## CHALLENGE
Output the entries verbatim, including every line.

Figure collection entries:

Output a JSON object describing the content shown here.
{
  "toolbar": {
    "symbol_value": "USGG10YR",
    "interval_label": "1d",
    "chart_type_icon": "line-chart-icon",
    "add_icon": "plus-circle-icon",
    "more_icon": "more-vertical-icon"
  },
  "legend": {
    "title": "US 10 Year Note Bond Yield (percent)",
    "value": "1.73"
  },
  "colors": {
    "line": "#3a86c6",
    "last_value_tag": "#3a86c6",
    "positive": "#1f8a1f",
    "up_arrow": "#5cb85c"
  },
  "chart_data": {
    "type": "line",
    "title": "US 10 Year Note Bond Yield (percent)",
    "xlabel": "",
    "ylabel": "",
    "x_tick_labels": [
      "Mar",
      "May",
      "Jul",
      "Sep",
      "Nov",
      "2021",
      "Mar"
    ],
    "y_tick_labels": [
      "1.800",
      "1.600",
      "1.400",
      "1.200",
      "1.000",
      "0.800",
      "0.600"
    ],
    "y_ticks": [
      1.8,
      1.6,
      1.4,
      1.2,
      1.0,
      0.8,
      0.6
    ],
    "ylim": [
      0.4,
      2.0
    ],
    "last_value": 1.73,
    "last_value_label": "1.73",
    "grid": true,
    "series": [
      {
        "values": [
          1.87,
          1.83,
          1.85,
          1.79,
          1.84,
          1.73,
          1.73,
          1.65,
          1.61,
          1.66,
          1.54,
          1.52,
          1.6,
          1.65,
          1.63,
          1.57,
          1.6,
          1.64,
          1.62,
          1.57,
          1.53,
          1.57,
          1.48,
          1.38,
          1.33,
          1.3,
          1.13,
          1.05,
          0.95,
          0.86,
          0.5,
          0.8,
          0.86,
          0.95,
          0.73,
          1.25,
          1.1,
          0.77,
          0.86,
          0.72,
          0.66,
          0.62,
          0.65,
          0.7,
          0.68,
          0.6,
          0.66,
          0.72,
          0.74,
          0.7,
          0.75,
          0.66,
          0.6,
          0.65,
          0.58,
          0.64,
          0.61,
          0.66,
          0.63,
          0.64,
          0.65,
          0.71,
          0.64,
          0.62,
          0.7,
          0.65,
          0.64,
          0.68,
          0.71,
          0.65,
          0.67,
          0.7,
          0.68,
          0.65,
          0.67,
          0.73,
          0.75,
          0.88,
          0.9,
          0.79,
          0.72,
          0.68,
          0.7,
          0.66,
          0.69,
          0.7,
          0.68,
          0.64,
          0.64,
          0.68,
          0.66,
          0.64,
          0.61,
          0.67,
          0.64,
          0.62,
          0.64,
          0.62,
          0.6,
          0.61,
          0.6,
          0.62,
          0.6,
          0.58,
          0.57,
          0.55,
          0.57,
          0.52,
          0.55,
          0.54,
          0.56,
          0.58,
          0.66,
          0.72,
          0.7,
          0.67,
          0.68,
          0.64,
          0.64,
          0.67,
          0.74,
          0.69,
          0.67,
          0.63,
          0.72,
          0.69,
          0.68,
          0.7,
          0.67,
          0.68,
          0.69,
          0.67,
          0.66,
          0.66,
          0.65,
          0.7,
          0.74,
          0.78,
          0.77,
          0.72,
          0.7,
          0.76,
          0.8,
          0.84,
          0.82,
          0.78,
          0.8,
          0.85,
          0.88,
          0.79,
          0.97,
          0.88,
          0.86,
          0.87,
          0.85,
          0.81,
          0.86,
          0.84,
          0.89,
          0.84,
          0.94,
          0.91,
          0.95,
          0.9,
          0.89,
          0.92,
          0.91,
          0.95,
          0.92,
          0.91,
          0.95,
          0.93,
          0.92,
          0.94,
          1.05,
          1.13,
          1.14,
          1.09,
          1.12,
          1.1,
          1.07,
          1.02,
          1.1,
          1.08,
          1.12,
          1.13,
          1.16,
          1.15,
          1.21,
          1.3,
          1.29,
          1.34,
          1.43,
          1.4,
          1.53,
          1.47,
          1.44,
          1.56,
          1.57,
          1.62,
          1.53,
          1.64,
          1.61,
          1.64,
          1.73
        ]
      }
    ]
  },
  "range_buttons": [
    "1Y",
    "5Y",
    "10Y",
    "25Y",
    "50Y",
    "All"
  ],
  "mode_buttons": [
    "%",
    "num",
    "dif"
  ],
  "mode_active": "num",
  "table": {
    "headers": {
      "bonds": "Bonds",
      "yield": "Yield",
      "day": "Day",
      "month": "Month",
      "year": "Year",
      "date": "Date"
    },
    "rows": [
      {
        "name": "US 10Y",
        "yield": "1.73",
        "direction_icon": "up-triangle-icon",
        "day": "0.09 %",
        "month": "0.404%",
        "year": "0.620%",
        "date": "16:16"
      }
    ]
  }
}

## COMPLETE OUTPUT
Output a JSON object describing the content shown here.
{
  "toolbar": {
    "symbol_value": "USGG10YR",
    "interval_label": "1d",
    "chart_type_icon": "line-chart-icon",
    "add_icon": "plus-circle-icon",
    "more_icon": "more-vertical-icon"
  },
  "legend": {
    "title": "US 10 Year Note Bond Yield (percent)",
    "value": "1.73"
  },
  "colors": {
    "line": "#3a86c6",
    "last_value_tag": "#3a86c6",
    "positive": "#1f8a1f",
    "up_arrow": "#5cb85c"
  },
  "chart_data": {
    "type": "line",
    "title": "US 10 Year Note Bond Yield (percent)",
    "xlabel": "",
    "ylabel": "",
    "x_tick_labels": [
      "Mar",
      "May",
      "Jul",
      "Sep",
      "Nov",
      "2021",
      "Mar"
    ],
    "y_tick_labels": [
      "1.800",
      "1.600",
      "1.400",
      "1.200",
      "1.000",
      "0.800",
      "0.600"
    ],
    "y_ticks": [
      1.8,
      1.6,
      1.4,
      1.2,
      1.0,
      0.8,
      0.6
    ],
    "ylim": [
      0.4,
      2.0
    ],
    "last_value": 1.73,
    "last_value_label": "1.73",
    "grid": true,
    "series": [
      {
        "values": [
          1.87,
          1.83,
          1.85,
          1.79,
          1.84,
          1.73,
          1.73,
          1.65,
          1.61,
          1.66,
          1.54,
          1.52,
          1.6,
          1.65,
          1.63,
          1.57,
          1.6,
          1.64,
          1.62,
          1.57,
          1.53,
          1.57,
          1.48,
          1.38,
          1.33,
          1.3,
          1.13,
          1.05,
          0.95,
          0.86,
          0.5,
          0.8,
          0.86,
          0.95,
          0.73,
          1.25,
          1.1,
          0.77,
          0.86,
          0.72,
          0.66,
          0.62,
          0.65,
          0.7,
          0.68,
          0.6,
          0.66,
          0.72,
          0.74,
          0.7,
          0.75,
          0.66,
          0.6,
          0.65,
          0.58,
          0.64,
          0.61,
          0.66,
          0.63,
          0.64,
          0.65,
          0.71,
          0.64,
          0.62,
          0.7,
          0.65,
          0.64,
          0.68,
          0.71,
          0.65,
          0.67,
          0.7,
          0.68,
          0.65,
          0.67,
          0.73,
          0.75,
          0.88,
          0.9,
          0.79,
          0.72,
          0.68,
          0.7,
          0.66,
          0.69,
          0.7,
          0.68,
          0.64,
          0.64,
          0.68,
          0.66,
          0.64,
          0.61,
          0.67,
          0.64,
          0.62,
          0.64,
          0.62,
          0.6,
          0.61,
          0.6,
          0.62,
          0.6,
          0.58,
          0.57,
          0.55,
          0.57,
          0.52,
          0.55,
          0.54,
          0.56,
          0.58,
          0.66,
          0.72,
          0.7,
          0.67,
          0.68,
          0.64,
          0.64,
          0.67,
          0.74,
          0.69,
          0.67,
          0.63,
          0.72,
          0.69,
          0.68,
          0.7,
          0.67,
          0.68,
          0.69,
          0.67,
          0.66,
          0.66,
          0.65,
          0.7,
          0.74,
          0.78,
          0.77,
          0.72,
          0.7,
          0.76,
          0.8,
          0.84,
          0.82,
          0.78,
          0.8,
          0.85,
          0.88,
          0.79,
          0.97,
          0.88,
          0.86,
          0.87,
          0.85,
          0.81,
          0.86,
          0.84,
          0.89,
          0.84,
          0.94,
          0.91,
          0.95,
          0.9,
          0.89,
          0.92,
          0.91,
          0.95,
          0.92,
          0.91,
          0.95,
          0.93,
          0.92,
          0.94,
          1.05,
          1.13,
          1.14,
          1.09,
          1.12,
          1.1,
          1.07,
          1.02,
          1.1,
          1.08,
          1.12,
          1.13,
          1.16,
          1.15,
          1.21,
          1.3,
          1.29,
          1.34,
          1.43,
          1.4,
          1.53,
          1.47,
          1.44,
          1.56,
          1.57,
          1.62,
          1.53,
          1.64,
          1.61,
          1.64,
          1.73
        ]
      }
    ]
  },
  "range_buttons": [
    "1Y",
    "5Y",
    "10Y",
    "25Y",
    "50Y",
    "All"
  ],
  "mode_buttons": [
    "%",
    "num",
    "dif"
  ],
  "mode_active": "num",
  "table": {
    "headers": {
      "bonds": "Bonds",
      "yield": "Yield",
      "day": "Day",
      "month": "Month",
      "year": "Year",
      "date": "Date"
    },
    "rows": [
      {
        "name": "US 10Y",
        "yield": "1.73",
        "direction_icon": "up-triangle-icon",
        "day": "0.09 %",
        "month": "0.404%",
        "year": "0.620%",
        "date": "16:16"
      }
    ]
  }
}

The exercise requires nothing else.